■ **SOURCE RECORDS**:
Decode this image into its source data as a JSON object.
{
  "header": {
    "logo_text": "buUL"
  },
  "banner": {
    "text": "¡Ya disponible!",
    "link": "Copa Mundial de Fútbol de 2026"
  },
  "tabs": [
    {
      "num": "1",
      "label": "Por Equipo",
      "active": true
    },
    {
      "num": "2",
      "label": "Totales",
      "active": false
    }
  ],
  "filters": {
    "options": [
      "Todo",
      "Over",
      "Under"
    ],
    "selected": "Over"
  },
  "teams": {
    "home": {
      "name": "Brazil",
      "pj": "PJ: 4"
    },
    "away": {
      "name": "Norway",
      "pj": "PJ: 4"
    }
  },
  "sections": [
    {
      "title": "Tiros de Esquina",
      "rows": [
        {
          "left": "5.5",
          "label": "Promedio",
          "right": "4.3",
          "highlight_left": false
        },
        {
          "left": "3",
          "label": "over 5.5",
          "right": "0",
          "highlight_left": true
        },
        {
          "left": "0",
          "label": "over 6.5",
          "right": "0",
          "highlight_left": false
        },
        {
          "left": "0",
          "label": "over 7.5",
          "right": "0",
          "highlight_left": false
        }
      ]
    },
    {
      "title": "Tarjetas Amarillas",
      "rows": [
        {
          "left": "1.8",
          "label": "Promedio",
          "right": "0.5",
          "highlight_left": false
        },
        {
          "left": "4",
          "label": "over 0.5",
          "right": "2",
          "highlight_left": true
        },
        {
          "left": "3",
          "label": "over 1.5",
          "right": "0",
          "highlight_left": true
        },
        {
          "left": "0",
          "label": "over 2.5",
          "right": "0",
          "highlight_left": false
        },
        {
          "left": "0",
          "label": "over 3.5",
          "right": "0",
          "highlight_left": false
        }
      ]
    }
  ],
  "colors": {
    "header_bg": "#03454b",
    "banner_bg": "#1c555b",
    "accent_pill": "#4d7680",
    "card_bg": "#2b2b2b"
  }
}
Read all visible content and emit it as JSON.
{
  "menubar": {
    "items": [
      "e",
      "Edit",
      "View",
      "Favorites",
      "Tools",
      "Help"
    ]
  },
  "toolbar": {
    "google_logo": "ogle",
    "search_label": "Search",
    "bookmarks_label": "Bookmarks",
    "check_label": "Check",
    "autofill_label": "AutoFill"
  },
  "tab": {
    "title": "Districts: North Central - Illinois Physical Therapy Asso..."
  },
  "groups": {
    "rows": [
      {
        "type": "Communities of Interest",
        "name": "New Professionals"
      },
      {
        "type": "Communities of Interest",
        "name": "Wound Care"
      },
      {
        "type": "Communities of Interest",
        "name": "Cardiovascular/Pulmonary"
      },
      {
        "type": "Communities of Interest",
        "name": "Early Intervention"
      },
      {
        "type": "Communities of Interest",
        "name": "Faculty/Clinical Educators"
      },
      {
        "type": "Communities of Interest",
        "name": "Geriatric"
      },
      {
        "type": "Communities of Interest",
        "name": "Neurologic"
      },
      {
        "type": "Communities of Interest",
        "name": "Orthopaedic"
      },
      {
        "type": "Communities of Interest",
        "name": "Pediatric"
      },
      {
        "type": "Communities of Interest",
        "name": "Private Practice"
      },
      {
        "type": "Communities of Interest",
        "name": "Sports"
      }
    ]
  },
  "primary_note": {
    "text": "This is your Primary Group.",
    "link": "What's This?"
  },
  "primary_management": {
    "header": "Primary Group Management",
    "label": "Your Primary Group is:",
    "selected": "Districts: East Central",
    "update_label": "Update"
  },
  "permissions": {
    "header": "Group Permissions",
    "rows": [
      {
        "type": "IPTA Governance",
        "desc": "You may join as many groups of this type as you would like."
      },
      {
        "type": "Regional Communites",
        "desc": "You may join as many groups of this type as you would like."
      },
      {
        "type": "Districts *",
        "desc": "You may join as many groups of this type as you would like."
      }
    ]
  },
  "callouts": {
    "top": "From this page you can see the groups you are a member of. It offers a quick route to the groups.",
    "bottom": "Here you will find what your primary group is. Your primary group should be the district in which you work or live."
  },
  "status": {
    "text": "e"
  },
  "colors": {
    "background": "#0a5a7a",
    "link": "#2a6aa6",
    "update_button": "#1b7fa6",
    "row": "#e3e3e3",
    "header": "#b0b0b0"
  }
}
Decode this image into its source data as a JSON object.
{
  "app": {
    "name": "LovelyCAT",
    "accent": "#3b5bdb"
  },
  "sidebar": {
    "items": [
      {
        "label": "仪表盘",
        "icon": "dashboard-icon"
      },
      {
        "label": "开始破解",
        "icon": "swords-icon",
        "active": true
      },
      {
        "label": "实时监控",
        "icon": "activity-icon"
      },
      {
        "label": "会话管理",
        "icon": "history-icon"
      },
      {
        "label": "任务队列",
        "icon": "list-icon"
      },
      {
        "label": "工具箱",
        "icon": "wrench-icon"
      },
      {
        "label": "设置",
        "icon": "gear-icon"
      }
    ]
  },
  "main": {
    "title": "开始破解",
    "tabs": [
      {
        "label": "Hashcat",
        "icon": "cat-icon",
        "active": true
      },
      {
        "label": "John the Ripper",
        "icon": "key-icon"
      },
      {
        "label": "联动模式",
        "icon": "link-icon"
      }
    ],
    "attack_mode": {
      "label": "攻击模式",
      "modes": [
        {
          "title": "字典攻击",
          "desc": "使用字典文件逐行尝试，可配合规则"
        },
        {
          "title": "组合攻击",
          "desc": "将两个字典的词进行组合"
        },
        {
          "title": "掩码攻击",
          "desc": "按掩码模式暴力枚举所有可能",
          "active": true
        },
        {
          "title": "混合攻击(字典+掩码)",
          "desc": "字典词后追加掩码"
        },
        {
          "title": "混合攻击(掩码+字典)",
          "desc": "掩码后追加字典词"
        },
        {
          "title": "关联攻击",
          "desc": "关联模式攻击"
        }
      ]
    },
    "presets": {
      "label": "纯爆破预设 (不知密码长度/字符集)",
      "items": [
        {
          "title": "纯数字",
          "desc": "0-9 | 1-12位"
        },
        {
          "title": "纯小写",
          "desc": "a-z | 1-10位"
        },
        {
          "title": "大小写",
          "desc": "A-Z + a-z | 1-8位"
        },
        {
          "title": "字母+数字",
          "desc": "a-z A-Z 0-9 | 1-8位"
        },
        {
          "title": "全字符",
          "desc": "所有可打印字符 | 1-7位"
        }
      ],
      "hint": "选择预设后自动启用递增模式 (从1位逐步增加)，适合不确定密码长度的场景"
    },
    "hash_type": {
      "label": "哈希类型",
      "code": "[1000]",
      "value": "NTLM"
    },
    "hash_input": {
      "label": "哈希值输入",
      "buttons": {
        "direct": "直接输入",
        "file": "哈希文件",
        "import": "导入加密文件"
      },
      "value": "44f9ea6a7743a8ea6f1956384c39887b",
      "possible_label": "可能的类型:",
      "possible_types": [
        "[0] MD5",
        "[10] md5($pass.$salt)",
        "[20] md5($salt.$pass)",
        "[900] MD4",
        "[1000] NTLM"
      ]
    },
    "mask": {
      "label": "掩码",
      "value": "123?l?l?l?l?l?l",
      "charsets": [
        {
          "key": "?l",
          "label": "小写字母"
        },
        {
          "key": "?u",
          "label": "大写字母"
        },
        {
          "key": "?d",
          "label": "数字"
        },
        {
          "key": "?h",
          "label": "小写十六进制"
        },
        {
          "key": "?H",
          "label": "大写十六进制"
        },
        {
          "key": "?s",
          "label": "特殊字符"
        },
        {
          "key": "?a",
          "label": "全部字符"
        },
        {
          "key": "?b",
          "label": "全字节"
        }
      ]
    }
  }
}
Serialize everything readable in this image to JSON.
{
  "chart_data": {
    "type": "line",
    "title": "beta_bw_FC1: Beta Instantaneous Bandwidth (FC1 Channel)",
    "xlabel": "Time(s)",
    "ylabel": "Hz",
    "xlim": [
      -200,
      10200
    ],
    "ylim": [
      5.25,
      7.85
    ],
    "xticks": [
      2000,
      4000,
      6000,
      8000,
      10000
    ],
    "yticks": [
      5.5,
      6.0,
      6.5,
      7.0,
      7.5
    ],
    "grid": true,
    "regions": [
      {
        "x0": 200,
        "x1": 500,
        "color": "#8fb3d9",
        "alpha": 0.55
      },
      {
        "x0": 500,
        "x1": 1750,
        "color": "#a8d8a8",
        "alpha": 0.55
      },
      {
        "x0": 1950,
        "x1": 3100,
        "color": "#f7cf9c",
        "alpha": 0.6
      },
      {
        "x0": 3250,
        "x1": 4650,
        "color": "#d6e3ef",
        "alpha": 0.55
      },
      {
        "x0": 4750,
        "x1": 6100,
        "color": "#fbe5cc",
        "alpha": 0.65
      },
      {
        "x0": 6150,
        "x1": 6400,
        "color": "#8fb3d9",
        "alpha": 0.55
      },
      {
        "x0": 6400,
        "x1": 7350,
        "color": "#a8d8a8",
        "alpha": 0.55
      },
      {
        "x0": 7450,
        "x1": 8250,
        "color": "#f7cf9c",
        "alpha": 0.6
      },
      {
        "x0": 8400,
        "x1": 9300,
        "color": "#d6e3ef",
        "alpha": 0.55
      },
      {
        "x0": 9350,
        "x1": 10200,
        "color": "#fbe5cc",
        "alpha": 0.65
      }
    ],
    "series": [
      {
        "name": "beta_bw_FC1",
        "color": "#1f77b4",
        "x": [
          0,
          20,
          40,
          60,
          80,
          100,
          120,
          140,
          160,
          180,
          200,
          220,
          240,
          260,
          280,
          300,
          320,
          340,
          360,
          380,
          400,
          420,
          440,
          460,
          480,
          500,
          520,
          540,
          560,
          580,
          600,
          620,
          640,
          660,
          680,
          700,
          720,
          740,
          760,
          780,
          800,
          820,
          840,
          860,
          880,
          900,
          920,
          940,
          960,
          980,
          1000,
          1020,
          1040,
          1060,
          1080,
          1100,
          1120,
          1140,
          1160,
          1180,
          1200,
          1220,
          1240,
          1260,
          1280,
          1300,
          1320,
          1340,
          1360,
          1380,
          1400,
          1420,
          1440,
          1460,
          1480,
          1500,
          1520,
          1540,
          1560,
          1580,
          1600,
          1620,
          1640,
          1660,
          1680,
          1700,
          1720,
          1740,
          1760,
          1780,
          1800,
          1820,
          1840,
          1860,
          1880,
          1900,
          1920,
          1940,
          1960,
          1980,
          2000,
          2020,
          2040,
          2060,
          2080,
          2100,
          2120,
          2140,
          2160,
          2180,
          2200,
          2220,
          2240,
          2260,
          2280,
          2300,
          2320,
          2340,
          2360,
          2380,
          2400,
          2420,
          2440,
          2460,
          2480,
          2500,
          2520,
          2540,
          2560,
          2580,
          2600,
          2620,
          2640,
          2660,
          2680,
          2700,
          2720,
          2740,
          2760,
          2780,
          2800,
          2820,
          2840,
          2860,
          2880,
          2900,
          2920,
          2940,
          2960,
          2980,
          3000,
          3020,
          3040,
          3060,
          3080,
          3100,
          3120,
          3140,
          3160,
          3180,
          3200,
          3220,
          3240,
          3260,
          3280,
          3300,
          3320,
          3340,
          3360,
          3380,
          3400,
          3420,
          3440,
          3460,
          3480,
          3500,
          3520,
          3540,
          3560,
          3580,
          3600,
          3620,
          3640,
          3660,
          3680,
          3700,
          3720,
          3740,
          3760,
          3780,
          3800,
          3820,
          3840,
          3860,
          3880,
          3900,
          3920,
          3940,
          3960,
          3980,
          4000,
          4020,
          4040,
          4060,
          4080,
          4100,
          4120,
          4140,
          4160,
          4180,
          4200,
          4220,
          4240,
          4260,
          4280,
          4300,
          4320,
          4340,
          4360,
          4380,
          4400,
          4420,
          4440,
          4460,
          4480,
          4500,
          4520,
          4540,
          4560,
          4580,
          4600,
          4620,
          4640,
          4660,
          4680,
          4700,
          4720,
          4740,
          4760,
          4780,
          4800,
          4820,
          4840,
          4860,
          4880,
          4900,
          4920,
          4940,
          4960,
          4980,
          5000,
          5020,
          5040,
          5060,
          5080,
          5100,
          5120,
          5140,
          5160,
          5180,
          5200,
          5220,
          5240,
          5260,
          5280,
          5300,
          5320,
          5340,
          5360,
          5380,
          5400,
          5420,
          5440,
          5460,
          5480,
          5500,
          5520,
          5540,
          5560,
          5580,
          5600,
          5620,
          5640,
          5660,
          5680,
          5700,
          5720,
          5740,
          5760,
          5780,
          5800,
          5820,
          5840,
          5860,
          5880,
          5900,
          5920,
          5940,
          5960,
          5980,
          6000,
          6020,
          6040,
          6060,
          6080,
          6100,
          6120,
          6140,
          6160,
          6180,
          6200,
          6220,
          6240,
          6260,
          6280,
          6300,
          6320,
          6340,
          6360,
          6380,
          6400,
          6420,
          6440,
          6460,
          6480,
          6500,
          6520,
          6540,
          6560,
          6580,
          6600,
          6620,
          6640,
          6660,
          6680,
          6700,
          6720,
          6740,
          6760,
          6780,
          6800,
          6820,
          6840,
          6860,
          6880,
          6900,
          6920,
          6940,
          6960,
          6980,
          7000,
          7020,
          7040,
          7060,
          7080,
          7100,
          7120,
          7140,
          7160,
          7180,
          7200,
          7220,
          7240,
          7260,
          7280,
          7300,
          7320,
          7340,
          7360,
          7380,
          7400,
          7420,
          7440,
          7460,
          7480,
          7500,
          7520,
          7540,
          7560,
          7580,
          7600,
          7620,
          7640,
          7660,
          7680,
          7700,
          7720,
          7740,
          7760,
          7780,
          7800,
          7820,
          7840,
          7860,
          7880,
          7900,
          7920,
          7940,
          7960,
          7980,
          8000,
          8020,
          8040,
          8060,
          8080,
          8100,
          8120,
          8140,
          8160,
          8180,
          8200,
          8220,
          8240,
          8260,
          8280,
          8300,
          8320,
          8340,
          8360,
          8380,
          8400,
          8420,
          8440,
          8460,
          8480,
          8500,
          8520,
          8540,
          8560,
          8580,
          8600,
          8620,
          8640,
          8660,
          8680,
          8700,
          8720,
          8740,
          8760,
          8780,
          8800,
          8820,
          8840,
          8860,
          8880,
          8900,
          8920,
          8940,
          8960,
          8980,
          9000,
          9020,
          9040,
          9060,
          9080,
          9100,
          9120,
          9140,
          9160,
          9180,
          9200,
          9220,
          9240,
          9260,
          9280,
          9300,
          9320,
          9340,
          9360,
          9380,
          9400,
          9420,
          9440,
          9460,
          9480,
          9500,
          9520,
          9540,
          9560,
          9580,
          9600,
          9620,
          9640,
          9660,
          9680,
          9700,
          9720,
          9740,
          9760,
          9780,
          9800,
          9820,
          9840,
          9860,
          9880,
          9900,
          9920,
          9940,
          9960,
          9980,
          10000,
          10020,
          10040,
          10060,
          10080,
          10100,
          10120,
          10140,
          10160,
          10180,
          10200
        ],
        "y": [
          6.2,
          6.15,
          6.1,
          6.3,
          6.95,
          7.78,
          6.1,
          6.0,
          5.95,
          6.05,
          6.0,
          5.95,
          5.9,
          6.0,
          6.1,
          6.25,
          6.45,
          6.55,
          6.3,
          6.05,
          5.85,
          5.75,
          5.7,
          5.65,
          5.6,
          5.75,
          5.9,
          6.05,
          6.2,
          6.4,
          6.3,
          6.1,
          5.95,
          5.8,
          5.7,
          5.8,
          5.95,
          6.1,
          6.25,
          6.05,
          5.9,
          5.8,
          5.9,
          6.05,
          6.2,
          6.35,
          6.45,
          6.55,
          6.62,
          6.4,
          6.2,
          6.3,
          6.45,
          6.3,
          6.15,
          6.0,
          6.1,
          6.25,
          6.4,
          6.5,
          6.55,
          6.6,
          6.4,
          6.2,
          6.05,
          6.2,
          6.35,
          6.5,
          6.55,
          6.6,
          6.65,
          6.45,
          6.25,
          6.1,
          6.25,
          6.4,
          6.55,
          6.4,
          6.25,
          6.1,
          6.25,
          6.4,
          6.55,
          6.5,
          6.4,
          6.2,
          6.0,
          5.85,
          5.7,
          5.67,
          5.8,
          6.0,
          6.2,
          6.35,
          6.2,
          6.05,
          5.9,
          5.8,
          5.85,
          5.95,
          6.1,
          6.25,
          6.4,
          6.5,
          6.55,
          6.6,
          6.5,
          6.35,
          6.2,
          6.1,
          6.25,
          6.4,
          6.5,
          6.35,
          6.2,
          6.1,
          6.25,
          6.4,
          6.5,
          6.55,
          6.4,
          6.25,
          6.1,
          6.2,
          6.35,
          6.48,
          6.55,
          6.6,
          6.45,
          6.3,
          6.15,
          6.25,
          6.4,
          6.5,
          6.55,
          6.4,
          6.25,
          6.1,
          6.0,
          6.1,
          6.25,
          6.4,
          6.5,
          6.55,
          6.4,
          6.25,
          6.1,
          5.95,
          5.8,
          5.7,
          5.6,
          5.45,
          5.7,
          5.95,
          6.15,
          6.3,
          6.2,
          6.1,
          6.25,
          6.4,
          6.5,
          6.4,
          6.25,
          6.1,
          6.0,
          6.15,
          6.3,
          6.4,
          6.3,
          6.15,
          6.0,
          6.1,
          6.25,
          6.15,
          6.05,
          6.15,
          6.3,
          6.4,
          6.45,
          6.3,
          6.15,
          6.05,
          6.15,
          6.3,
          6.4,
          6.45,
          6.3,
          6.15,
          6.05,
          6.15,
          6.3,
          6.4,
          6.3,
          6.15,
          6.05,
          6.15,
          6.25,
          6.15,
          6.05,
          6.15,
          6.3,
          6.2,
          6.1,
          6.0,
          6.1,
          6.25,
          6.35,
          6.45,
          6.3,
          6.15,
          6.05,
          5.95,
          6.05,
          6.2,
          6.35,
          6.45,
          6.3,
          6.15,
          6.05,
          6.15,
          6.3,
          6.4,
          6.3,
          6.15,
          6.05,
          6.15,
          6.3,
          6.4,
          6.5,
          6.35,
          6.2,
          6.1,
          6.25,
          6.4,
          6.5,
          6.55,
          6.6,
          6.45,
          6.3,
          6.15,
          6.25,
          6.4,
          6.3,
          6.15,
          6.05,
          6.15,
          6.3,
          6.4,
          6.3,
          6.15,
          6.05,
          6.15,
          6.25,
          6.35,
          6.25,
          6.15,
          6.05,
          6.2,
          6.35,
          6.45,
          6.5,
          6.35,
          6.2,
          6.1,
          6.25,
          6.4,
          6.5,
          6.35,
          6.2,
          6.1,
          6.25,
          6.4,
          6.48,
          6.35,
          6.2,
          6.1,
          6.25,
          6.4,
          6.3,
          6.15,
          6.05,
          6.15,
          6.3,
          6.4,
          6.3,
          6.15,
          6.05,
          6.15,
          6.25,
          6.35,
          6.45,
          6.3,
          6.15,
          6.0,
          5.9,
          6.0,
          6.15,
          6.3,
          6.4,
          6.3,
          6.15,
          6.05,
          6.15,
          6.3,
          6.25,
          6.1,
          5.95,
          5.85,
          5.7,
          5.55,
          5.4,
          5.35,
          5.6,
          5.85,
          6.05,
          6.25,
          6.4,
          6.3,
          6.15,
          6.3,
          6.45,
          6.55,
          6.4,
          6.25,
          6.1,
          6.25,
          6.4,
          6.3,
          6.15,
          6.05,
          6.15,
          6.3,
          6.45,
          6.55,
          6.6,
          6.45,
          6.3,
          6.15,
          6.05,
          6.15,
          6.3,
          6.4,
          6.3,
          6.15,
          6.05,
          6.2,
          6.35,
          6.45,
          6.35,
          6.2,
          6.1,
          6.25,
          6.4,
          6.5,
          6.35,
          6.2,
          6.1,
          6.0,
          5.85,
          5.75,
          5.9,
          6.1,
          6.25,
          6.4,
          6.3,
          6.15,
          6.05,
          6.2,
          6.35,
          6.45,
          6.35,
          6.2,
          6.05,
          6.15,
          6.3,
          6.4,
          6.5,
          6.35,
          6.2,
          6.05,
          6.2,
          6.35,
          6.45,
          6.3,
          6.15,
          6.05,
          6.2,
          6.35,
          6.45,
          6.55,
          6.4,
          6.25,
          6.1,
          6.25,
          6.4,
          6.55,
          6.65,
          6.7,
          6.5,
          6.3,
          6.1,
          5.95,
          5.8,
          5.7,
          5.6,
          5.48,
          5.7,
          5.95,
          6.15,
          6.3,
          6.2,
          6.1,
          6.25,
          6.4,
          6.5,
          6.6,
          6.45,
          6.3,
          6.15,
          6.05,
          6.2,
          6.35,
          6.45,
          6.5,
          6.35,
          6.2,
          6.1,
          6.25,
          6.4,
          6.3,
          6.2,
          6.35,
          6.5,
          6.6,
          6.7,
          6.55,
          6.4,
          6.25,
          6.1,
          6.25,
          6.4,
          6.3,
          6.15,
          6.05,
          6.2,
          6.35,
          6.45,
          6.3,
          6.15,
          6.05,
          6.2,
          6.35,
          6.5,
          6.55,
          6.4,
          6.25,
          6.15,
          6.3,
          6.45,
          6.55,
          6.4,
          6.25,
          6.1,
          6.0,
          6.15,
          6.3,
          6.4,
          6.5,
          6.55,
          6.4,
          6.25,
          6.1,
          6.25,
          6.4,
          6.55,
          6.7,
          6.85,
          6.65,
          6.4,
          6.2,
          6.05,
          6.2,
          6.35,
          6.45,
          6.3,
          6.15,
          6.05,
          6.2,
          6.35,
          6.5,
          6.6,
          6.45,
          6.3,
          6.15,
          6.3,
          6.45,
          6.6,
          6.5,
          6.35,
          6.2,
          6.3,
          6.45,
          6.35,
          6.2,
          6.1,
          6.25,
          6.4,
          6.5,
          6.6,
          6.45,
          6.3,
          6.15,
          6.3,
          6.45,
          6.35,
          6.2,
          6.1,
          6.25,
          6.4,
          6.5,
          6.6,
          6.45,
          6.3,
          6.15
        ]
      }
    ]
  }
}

■ **TASK GOAL**: Extract, from the listing above, every line where the string "icon" occurs.

■ **EXERCISE SOLUTION**:
        "icon": "dashboard-icon"
        "icon": "swords-icon",
        "icon": "activity-icon"
        "icon": "history-icon"
        "icon": "list-icon"
        "icon": "wrench-icon"
        "icon": "gear-icon"
        "icon": "cat-icon",
        "icon": "key-icon"
        "icon": "link-icon"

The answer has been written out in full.